> [DESCRIPTION OF THE TASK]
Report each line of the data that has "Height" somewhere in it.

> [DATASET EXCERPTS]

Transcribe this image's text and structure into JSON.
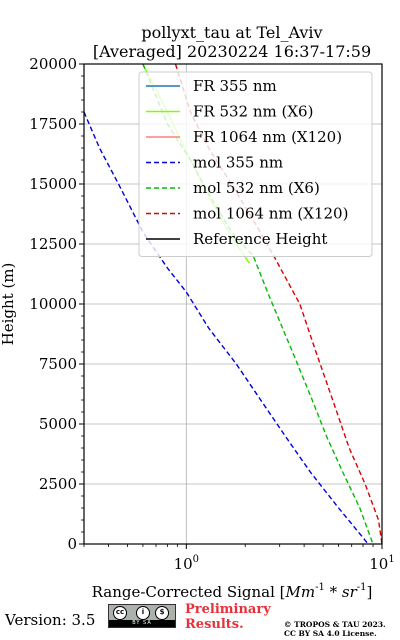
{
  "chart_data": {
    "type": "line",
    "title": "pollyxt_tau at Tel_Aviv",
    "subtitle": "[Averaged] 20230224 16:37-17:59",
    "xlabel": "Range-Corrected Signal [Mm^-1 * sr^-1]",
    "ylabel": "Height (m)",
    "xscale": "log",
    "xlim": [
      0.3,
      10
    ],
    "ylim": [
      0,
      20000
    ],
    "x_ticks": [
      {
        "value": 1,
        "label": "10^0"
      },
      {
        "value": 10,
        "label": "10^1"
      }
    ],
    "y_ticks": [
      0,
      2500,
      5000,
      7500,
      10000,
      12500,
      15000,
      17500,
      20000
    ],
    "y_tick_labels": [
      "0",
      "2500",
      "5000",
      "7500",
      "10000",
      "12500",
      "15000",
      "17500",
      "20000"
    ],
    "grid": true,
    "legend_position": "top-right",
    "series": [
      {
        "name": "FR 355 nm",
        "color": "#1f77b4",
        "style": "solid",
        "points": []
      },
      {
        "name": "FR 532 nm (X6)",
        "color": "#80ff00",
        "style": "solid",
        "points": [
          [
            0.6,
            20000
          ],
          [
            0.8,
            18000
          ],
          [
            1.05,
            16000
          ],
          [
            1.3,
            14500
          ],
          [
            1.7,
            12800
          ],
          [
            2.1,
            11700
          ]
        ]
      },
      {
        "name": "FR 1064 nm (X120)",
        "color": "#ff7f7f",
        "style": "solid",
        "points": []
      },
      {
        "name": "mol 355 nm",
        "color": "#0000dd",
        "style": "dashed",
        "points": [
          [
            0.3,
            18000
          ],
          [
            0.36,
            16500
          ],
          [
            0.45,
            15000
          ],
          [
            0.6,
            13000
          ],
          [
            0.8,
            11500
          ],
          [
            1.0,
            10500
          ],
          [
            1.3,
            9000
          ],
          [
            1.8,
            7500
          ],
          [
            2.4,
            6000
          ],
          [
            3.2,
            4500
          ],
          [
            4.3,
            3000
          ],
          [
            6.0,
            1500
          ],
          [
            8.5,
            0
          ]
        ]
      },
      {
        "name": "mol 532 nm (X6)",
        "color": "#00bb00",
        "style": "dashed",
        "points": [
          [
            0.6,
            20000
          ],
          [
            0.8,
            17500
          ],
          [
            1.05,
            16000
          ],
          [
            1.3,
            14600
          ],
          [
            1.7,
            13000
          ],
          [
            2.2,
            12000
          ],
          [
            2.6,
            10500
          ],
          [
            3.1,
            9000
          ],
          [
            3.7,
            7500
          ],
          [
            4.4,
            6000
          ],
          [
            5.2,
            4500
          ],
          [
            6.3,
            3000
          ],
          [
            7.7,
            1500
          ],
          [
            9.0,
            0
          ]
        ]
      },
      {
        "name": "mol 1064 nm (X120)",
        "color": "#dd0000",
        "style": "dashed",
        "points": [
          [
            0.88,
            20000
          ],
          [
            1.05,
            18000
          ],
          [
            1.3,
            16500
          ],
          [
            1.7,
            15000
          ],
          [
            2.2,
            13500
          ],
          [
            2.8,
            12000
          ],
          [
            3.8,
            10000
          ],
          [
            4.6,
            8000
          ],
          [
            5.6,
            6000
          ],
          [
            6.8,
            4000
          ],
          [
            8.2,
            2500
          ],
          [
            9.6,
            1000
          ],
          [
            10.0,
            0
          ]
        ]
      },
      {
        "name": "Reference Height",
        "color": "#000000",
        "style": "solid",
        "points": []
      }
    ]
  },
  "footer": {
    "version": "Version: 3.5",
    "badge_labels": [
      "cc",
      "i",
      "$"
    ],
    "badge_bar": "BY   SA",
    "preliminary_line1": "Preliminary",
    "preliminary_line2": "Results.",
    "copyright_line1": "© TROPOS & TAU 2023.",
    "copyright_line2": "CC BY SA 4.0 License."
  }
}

> [FULL RESPONSE]
    "ylabel": "Height (m)",
        "name": "Reference Height",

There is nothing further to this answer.